Work to be completed ▸ Scan the records below. List lines holding "color".

Figure record listings ▸
┌────────

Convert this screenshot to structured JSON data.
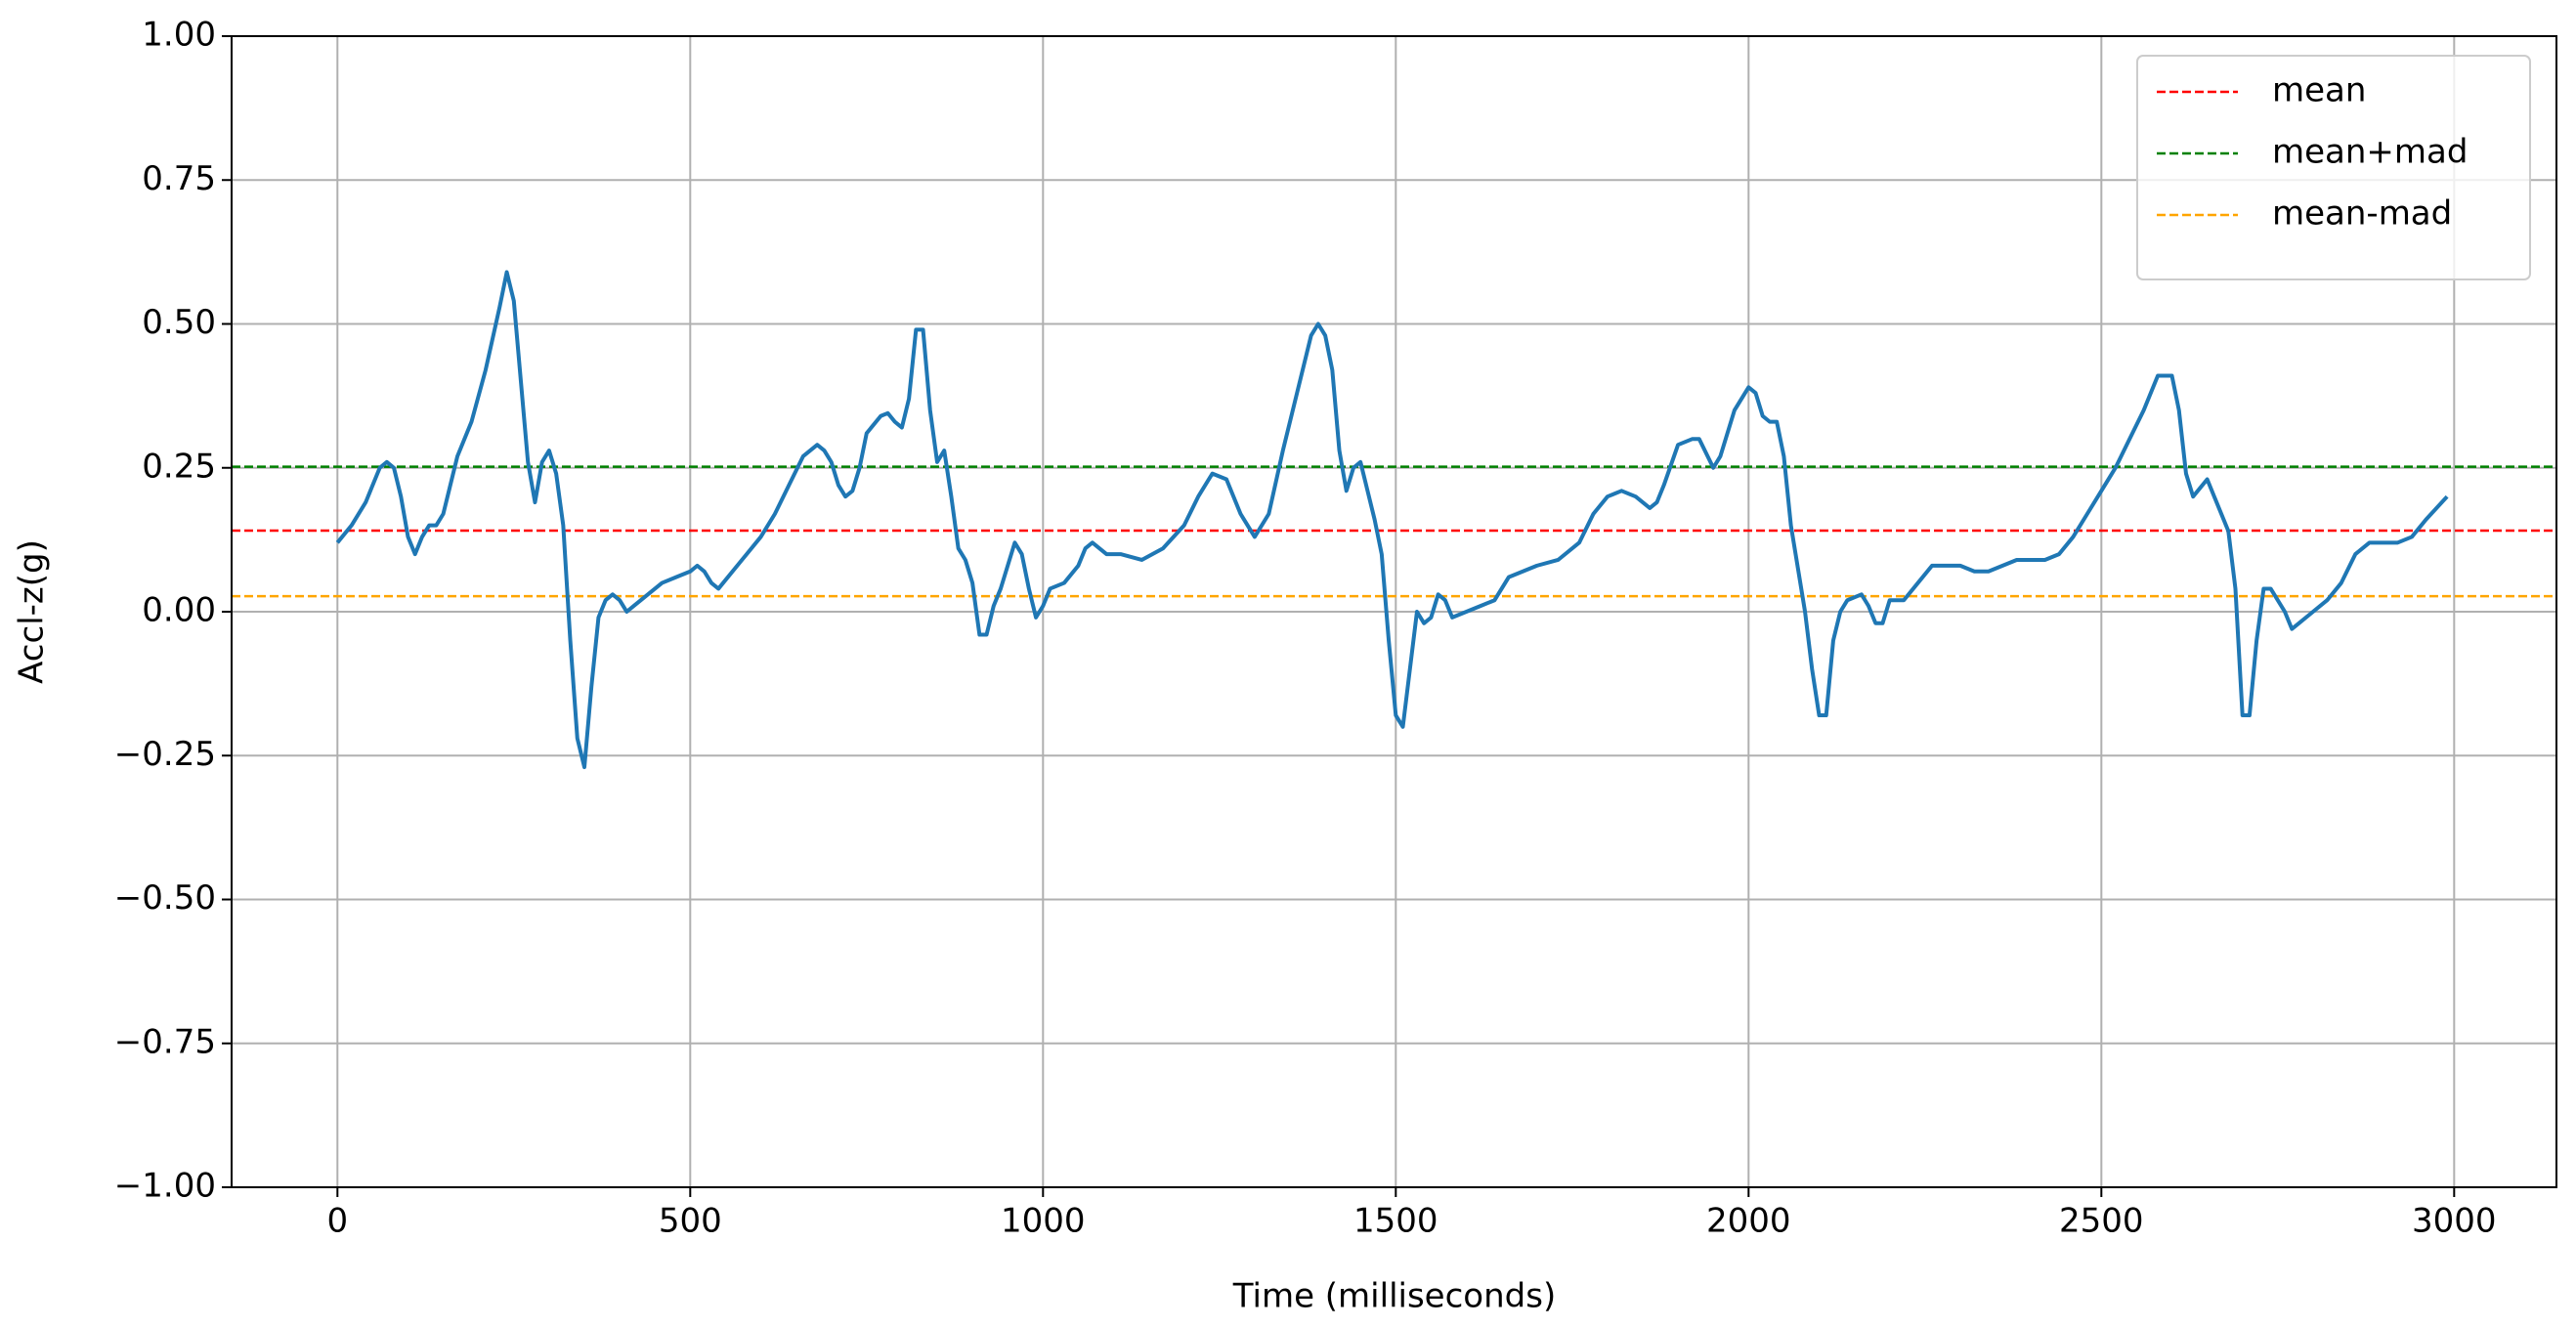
{
  "chart_data": {
    "type": "line",
    "x_label": "Time (milliseconds)",
    "y_label": "Accl-z(g)",
    "xlim": [
      -150,
      3145
    ],
    "ylim": [
      -1,
      1
    ],
    "xticks": [
      0,
      500,
      1000,
      1500,
      2000,
      2500,
      3000
    ],
    "yticks": [
      {
        "value": -1,
        "label": "−1.00"
      },
      {
        "value": -0.75,
        "label": "−0.75"
      },
      {
        "value": -0.5,
        "label": "−0.50"
      },
      {
        "value": -0.25,
        "label": "−0.25"
      },
      {
        "value": 0,
        "label": "0.00"
      },
      {
        "value": 0.25,
        "label": "0.25"
      },
      {
        "value": 0.5,
        "label": "0.50"
      },
      {
        "value": 0.75,
        "label": "0.75"
      },
      {
        "value": 1,
        "label": "1.00"
      }
    ],
    "grid": true,
    "legend": "upper right",
    "x": [
      0,
      20,
      40,
      60,
      70,
      80,
      90,
      100,
      110,
      120,
      130,
      140,
      150,
      170,
      190,
      210,
      230,
      240,
      250,
      260,
      270,
      280,
      290,
      300,
      310,
      320,
      330,
      340,
      350,
      360,
      370,
      380,
      390,
      400,
      410,
      420,
      440,
      460,
      480,
      500,
      510,
      520,
      530,
      540,
      560,
      580,
      600,
      620,
      640,
      660,
      680,
      690,
      700,
      710,
      720,
      730,
      740,
      750,
      770,
      780,
      790,
      800,
      810,
      820,
      830,
      840,
      850,
      860,
      870,
      880,
      890,
      900,
      910,
      920,
      930,
      940,
      960,
      970,
      980,
      990,
      1000,
      1010,
      1030,
      1050,
      1060,
      1070,
      1080,
      1090,
      1110,
      1140,
      1170,
      1200,
      1220,
      1240,
      1260,
      1280,
      1300,
      1320,
      1340,
      1360,
      1380,
      1390,
      1400,
      1410,
      1420,
      1430,
      1440,
      1450,
      1460,
      1470,
      1480,
      1490,
      1500,
      1510,
      1520,
      1530,
      1540,
      1550,
      1560,
      1570,
      1580,
      1600,
      1620,
      1640,
      1660,
      1680,
      1700,
      1730,
      1760,
      1780,
      1800,
      1820,
      1840,
      1860,
      1870,
      1880,
      1900,
      1920,
      1930,
      1950,
      1960,
      1980,
      2000,
      2010,
      2020,
      2030,
      2040,
      2050,
      2060,
      2080,
      2090,
      2100,
      2110,
      2120,
      2130,
      2140,
      2160,
      2170,
      2180,
      2190,
      2200,
      2220,
      2240,
      2260,
      2280,
      2300,
      2320,
      2340,
      2360,
      2380,
      2400,
      2420,
      2440,
      2460,
      2480,
      2500,
      2520,
      2540,
      2560,
      2580,
      2600,
      2610,
      2620,
      2630,
      2650,
      2660,
      2680,
      2690,
      2700,
      2710,
      2720,
      2730,
      2740,
      2760,
      2770,
      2780,
      2800,
      2820,
      2840,
      2860,
      2880,
      2900,
      2920,
      2940,
      2960,
      2990
    ],
    "series": [
      {
        "color": "#1f77b4",
        "values": [
          0.12,
          0.15,
          0.19,
          0.25,
          0.26,
          0.25,
          0.2,
          0.13,
          0.1,
          0.13,
          0.15,
          0.15,
          0.17,
          0.27,
          0.33,
          0.42,
          0.53,
          0.59,
          0.54,
          0.4,
          0.26,
          0.19,
          0.26,
          0.28,
          0.24,
          0.15,
          -0.05,
          -0.22,
          -0.27,
          -0.13,
          -0.01,
          0.02,
          0.03,
          0.02,
          0.0,
          0.01,
          0.03,
          0.05,
          0.06,
          0.07,
          0.08,
          0.07,
          0.05,
          0.04,
          0.07,
          0.1,
          0.13,
          0.17,
          0.22,
          0.27,
          0.29,
          0.28,
          0.26,
          0.22,
          0.2,
          0.21,
          0.25,
          0.31,
          0.34,
          0.345,
          0.33,
          0.32,
          0.37,
          0.49,
          0.49,
          0.35,
          0.26,
          0.28,
          0.2,
          0.11,
          0.09,
          0.05,
          -0.04,
          -0.04,
          0.01,
          0.04,
          0.12,
          0.1,
          0.04,
          -0.01,
          0.01,
          0.04,
          0.05,
          0.08,
          0.11,
          0.12,
          0.11,
          0.1,
          0.1,
          0.09,
          0.11,
          0.15,
          0.2,
          0.24,
          0.23,
          0.17,
          0.13,
          0.17,
          0.28,
          0.38,
          0.48,
          0.5,
          0.48,
          0.42,
          0.28,
          0.21,
          0.25,
          0.26,
          0.21,
          0.16,
          0.1,
          -0.05,
          -0.18,
          -0.2,
          -0.1,
          0.0,
          -0.02,
          -0.01,
          0.03,
          0.02,
          -0.01,
          0.0,
          0.01,
          0.02,
          0.06,
          0.07,
          0.08,
          0.09,
          0.12,
          0.17,
          0.2,
          0.21,
          0.2,
          0.18,
          0.19,
          0.22,
          0.29,
          0.3,
          0.3,
          0.25,
          0.27,
          0.35,
          0.39,
          0.38,
          0.34,
          0.33,
          0.33,
          0.27,
          0.15,
          0.0,
          -0.1,
          -0.18,
          -0.18,
          -0.05,
          0.0,
          0.02,
          0.03,
          0.01,
          -0.02,
          -0.02,
          0.02,
          0.02,
          0.05,
          0.08,
          0.08,
          0.08,
          0.07,
          0.07,
          0.08,
          0.09,
          0.09,
          0.09,
          0.1,
          0.13,
          0.17,
          0.21,
          0.25,
          0.3,
          0.35,
          0.41,
          0.41,
          0.35,
          0.24,
          0.2,
          0.23,
          0.2,
          0.14,
          0.04,
          -0.18,
          -0.18,
          -0.05,
          0.04,
          0.04,
          0.0,
          -0.03,
          -0.02,
          0.0,
          0.02,
          0.05,
          0.1,
          0.12,
          0.12,
          0.12,
          0.13,
          0.16,
          0.2
        ]
      }
    ],
    "hlines": [
      {
        "name": "mean",
        "color": "#ff0000",
        "value": 0.141
      },
      {
        "name": "mean+mad",
        "color": "#008000",
        "value": 0.252
      },
      {
        "name": "mean-mad",
        "color": "#ffa500",
        "value": 0.027
      }
    ]
  }
}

└────────

Problem solution ▸
        "color": "#1f77b4",
        "color": "#ff0000",
        "color": "#008000",
        "color": "#ffa500",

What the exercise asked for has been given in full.